What is asked -
Select from the records below every line that has the word "考试大在线考试中心" in it.

Collected data:
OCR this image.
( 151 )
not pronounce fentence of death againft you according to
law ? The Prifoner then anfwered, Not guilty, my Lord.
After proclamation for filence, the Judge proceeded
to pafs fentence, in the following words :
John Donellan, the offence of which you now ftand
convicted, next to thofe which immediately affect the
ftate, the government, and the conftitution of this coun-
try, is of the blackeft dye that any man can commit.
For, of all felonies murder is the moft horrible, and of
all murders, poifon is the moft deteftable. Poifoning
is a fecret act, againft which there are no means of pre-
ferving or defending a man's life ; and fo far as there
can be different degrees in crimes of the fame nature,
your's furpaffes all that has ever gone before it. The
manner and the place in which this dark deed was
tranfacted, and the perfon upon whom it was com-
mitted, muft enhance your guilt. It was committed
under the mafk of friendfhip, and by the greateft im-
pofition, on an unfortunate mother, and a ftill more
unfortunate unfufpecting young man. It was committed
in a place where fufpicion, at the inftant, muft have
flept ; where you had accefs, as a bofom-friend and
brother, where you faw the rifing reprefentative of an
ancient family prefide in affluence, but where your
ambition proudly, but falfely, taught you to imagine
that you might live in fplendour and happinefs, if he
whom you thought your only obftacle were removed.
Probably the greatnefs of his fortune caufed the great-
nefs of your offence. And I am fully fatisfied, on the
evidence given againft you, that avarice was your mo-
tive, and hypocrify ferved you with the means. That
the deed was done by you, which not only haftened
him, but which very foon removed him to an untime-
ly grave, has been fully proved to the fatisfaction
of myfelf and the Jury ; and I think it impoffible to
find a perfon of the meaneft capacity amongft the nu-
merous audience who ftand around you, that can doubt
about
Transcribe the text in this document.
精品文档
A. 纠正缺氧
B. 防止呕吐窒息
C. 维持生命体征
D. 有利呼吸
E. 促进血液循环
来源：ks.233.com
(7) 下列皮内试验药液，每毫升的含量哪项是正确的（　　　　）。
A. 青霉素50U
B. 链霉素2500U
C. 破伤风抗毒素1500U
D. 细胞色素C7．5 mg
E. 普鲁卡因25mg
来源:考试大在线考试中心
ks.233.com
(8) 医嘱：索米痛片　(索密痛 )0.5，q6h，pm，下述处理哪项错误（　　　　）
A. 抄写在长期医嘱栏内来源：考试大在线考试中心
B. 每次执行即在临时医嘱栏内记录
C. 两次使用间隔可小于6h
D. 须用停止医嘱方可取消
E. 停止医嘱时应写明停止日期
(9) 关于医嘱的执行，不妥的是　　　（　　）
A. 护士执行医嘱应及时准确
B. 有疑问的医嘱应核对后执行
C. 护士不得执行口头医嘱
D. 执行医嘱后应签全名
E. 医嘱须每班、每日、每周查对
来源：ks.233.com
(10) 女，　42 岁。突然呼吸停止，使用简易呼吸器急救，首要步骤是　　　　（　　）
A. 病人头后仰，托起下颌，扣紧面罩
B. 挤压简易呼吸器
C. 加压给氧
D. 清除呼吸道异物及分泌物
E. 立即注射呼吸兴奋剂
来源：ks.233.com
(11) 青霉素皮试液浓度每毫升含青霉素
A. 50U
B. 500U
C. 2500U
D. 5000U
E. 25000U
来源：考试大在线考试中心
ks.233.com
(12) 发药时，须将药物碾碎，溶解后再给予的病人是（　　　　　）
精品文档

Correct result -
来源:考试大在线考试中心
A. 抄写在长期医嘱栏内来源：考试大在线考试中心
来源：考试大在线考试中心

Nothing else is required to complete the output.